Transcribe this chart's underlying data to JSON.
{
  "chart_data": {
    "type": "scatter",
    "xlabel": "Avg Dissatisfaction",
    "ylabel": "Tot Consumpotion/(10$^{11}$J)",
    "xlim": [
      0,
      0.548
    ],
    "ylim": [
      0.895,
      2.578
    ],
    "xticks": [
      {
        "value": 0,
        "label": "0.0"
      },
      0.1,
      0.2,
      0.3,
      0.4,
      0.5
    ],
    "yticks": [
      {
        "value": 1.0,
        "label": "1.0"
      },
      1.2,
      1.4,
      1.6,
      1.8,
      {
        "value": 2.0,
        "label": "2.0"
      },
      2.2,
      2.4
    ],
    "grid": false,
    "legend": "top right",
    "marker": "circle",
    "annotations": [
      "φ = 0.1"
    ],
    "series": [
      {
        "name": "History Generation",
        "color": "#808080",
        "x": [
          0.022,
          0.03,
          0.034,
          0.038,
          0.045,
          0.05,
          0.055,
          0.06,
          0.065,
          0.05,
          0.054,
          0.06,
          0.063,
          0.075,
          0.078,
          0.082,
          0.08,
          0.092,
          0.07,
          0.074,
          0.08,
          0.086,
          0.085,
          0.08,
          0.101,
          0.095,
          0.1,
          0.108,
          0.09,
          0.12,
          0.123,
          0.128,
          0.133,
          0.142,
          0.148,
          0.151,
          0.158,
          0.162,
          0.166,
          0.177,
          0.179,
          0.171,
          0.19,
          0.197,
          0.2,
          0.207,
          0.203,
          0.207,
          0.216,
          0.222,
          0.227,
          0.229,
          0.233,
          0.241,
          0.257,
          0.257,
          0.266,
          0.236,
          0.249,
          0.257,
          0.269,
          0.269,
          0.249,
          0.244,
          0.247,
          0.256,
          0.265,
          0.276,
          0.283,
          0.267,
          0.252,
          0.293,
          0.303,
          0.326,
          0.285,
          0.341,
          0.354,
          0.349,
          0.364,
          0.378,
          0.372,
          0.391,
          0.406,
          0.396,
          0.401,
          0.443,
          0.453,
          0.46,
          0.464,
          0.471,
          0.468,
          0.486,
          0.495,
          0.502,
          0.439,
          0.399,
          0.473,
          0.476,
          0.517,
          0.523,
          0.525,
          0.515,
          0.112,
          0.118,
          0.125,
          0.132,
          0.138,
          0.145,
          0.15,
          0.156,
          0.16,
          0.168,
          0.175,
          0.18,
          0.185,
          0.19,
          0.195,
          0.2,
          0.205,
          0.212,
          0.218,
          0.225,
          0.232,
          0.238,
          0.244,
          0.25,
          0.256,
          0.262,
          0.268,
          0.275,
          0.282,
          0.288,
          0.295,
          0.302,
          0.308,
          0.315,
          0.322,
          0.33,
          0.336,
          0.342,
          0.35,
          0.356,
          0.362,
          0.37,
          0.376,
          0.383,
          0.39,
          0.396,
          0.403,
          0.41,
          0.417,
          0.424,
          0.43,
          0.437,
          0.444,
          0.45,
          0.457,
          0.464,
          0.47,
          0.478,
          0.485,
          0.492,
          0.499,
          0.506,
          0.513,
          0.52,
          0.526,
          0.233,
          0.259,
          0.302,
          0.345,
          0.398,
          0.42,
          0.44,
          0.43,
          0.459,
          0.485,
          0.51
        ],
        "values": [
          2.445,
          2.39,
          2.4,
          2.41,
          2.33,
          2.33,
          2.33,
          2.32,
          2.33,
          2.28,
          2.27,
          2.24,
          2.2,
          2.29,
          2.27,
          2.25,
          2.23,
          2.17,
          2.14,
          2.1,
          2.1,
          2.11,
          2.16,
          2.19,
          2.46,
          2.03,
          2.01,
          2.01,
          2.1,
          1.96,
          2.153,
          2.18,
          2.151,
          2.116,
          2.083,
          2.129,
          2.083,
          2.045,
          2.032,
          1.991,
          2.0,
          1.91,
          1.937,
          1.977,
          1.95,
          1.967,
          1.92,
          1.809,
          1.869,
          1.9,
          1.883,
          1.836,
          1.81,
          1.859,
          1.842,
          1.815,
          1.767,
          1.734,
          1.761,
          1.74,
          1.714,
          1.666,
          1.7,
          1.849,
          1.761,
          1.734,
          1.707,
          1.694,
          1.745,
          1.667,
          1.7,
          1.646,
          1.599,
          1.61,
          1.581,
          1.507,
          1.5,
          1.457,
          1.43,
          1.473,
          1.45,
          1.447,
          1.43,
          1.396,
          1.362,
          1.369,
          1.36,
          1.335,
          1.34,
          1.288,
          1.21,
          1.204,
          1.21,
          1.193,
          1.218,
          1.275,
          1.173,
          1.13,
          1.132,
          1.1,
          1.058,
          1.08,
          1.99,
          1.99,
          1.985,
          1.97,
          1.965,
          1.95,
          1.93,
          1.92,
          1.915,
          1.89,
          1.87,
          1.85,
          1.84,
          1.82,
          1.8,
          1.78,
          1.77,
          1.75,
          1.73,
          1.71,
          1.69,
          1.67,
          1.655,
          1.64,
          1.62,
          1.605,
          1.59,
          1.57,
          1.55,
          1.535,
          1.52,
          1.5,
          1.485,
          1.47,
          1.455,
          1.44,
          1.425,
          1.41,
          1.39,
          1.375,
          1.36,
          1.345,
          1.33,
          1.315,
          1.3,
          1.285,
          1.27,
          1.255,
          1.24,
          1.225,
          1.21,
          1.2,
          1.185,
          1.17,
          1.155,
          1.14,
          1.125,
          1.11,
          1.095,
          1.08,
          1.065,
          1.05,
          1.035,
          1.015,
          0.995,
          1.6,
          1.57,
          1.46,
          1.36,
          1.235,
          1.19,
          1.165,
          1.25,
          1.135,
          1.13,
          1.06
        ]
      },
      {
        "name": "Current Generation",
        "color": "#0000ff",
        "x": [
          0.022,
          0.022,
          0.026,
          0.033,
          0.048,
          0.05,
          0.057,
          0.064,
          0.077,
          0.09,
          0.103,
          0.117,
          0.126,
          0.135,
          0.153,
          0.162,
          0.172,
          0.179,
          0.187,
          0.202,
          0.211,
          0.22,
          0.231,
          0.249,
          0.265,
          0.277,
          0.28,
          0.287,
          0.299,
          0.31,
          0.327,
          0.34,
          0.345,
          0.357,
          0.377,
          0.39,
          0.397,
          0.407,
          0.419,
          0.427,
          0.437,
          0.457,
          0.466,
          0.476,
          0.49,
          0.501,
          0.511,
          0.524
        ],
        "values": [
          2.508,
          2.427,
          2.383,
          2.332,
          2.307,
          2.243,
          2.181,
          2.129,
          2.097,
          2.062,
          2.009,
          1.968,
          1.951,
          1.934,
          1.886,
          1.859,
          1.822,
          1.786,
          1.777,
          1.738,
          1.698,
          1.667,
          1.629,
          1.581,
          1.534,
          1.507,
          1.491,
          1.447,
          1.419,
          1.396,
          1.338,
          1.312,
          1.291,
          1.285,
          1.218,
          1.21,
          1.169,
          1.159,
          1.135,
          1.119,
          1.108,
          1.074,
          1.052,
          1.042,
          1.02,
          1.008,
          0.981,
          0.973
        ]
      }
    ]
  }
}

= Written task =
Exactly as shown above, return every record.

= Response to the task =
Transcribe this chart's underlying data to JSON.
{
  "chart_data": {
    "type": "scatter",
    "xlabel": "Avg Dissatisfaction",
    "ylabel": "Tot Consumpotion/(10$^{11}$J)",
    "xlim": [
      0,
      0.548
    ],
    "ylim": [
      0.895,
      2.578
    ],
    "xticks": [
      {
        "value": 0,
        "label": "0.0"
      },
      0.1,
      0.2,
      0.3,
      0.4,
      0.5
    ],
    "yticks": [
      {
        "value": 1.0,
        "label": "1.0"
      },
      1.2,
      1.4,
      1.6,
      1.8,
      {
        "value": 2.0,
        "label": "2.0"
      },
      2.2,
      2.4
    ],
    "grid": false,
    "legend": "top right",
    "marker": "circle",
    "annotations": [
      "φ = 0.1"
    ],
    "series": [
      {
        "name": "History Generation",
        "color": "#808080",
        "x": [
          0.022,
          0.03,
          0.034,
          0.038,
          0.045,
          0.05,
          0.055,
          0.06,
          0.065,
          0.05,
          0.054,
          0.06,
          0.063,
          0.075,
          0.078,
          0.082,
          0.08,
          0.092,
          0.07,
          0.074,
          0.08,
          0.086,
          0.085,
          0.08,
          0.101,
          0.095,
          0.1,
          0.108,
          0.09,
          0.12,
          0.123,
          0.128,
          0.133,
          0.142,
          0.148,
          0.151,
          0.158,
          0.162,
          0.166,
          0.177,
          0.179,
          0.171,
          0.19,
          0.197,
          0.2,
          0.207,
          0.203,
          0.207,
          0.216,
          0.222,
          0.227,
          0.229,
          0.233,
          0.241,
          0.257,
          0.257,
          0.266,
          0.236,
          0.249,
          0.257,
          0.269,
          0.269,
          0.249,
          0.244,
          0.247,
          0.256,
          0.265,
          0.276,
          0.283,
          0.267,
          0.252,
          0.293,
          0.303,
          0.326,
          0.285,
          0.341,
          0.354,
          0.349,
          0.364,
          0.378,
          0.372,
          0.391,
          0.406,
          0.396,
          0.401,
          0.443,
          0.453,
          0.46,
          0.464,
          0.471,
          0.468,
          0.486,
          0.495,
          0.502,
          0.439,
          0.399,
          0.473,
          0.476,
          0.517,
          0.523,
          0.525,
          0.515,
          0.112,
          0.118,
          0.125,
          0.132,
          0.138,
          0.145,
          0.15,
          0.156,
          0.16,
          0.168,
          0.175,
          0.18,
          0.185,
          0.19,
          0.195,
          0.2,
          0.205,
          0.212,
          0.218,
          0.225,
          0.232,
          0.238,
          0.244,
          0.25,
          0.256,
          0.262,
          0.268,
          0.275,
          0.282,
          0.288,
          0.295,
          0.302,
          0.308,
          0.315,
          0.322,
          0.33,
          0.336,
          0.342,
          0.35,
          0.356,
          0.362,
          0.37,
          0.376,
          0.383,
          0.39,
          0.396,
          0.403,
          0.41,
          0.417,
          0.424,
          0.43,
          0.437,
          0.444,
          0.45,
          0.457,
          0.464,
          0.47,
          0.478,
          0.485,
          0.492,
          0.499,
          0.506,
          0.513,
          0.52,
          0.526,
          0.233,
          0.259,
          0.302,
          0.345,
          0.398,
          0.42,
          0.44,
          0.43,
          0.459,
          0.485,
          0.51
        ],
        "values": [
          2.445,
          2.39,
          2.4,
          2.41,
          2.33,
          2.33,
          2.33,
          2.32,
          2.33,
          2.28,
          2.27,
          2.24,
          2.2,
          2.29,
          2.27,
          2.25,
          2.23,
          2.17,
          2.14,
          2.1,
          2.1,
          2.11,
          2.16,
          2.19,
          2.46,
          2.03,
          2.01,
          2.01,
          2.1,
          1.96,
          2.153,
          2.18,
          2.151,
          2.116,
          2.083,
          2.129,
          2.083,
          2.045,
          2.032,
          1.991,
          2.0,
          1.91,
          1.937,
          1.977,
          1.95,
          1.967,
          1.92,
          1.809,
          1.869,
          1.9,
          1.883,
          1.836,
          1.81,
          1.859,
          1.842,
          1.815,
          1.767,
          1.734,
          1.761,
          1.74,
          1.714,
          1.666,
          1.7,
          1.849,
          1.761,
          1.734,
          1.707,
          1.694,
          1.745,
          1.667,
          1.7,
          1.646,
          1.599,
          1.61,
          1.581,
          1.507,
          1.5,
          1.457,
          1.43,
          1.473,
          1.45,
          1.447,
          1.43,
          1.396,
          1.362,
          1.369,
          1.36,
          1.335,
          1.34,
          1.288,
          1.21,
          1.204,
          1.21,
          1.193,
          1.218,
          1.275,
          1.173,
          1.13,
          1.132,
          1.1,
          1.058,
          1.08,
          1.99,
          1.99,
          1.985,
          1.97,
          1.965,
          1.95,
          1.93,
          1.92,
          1.915,
          1.89,
          1.87,
          1.85,
          1.84,
          1.82,
          1.8,
          1.78,
          1.77,
          1.75,
          1.73,
          1.71,
          1.69,
          1.67,
          1.655,
          1.64,
          1.62,
          1.605,
          1.59,
          1.57,
          1.55,
          1.535,
          1.52,
          1.5,
          1.485,
          1.47,
          1.455,
          1.44,
          1.425,
          1.41,
          1.39,
          1.375,
          1.36,
          1.345,
          1.33,
          1.315,
          1.3,
          1.285,
          1.27,
          1.255,
          1.24,
          1.225,
          1.21,
          1.2,
          1.185,
          1.17,
          1.155,
          1.14,
          1.125,
          1.11,
          1.095,
          1.08,
          1.065,
          1.05,
          1.035,
          1.015,
          0.995,
          1.6,
          1.57,
          1.46,
          1.36,
          1.235,
          1.19,
          1.165,
          1.25,
          1.135,
          1.13,
          1.06
        ]
      },
      {
        "name": "Current Generation",
        "color": "#0000ff",
        "x": [
          0.022,
          0.022,
          0.026,
          0.033,
          0.048,
          0.05,
          0.057,
          0.064,
          0.077,
          0.09,
          0.103,
          0.117,
          0.126,
          0.135,
          0.153,
          0.162,
          0.172,
          0.179,
          0.187,
          0.202,
          0.211,
          0.22,
          0.231,
          0.249,
          0.265,
          0.277,
          0.28,
          0.287,
          0.299,
          0.31,
          0.327,
          0.34,
          0.345,
          0.357,
          0.377,
          0.39,
          0.397,
          0.407,
          0.419,
          0.427,
          0.437,
          0.457,
          0.466,
          0.476,
          0.49,
          0.501,
          0.511,
          0.524
        ],
        "values": [
          2.508,
          2.427,
          2.383,
          2.332,
          2.307,
          2.243,
          2.181,
          2.129,
          2.097,
          2.062,
          2.009,
          1.968,
          1.951,
          1.934,
          1.886,
          1.859,
          1.822,
          1.786,
          1.777,
          1.738,
          1.698,
          1.667,
          1.629,
          1.581,
          1.534,
          1.507,
          1.491,
          1.447,
          1.419,
          1.396,
          1.338,
          1.312,
          1.291,
          1.285,
          1.218,
          1.21,
          1.169,
          1.159,
          1.135,
          1.119,
          1.108,
          1.074,
          1.052,
          1.042,
          1.02,
          1.008,
          0.981,
          0.973
        ]
      }
    ]
  }
}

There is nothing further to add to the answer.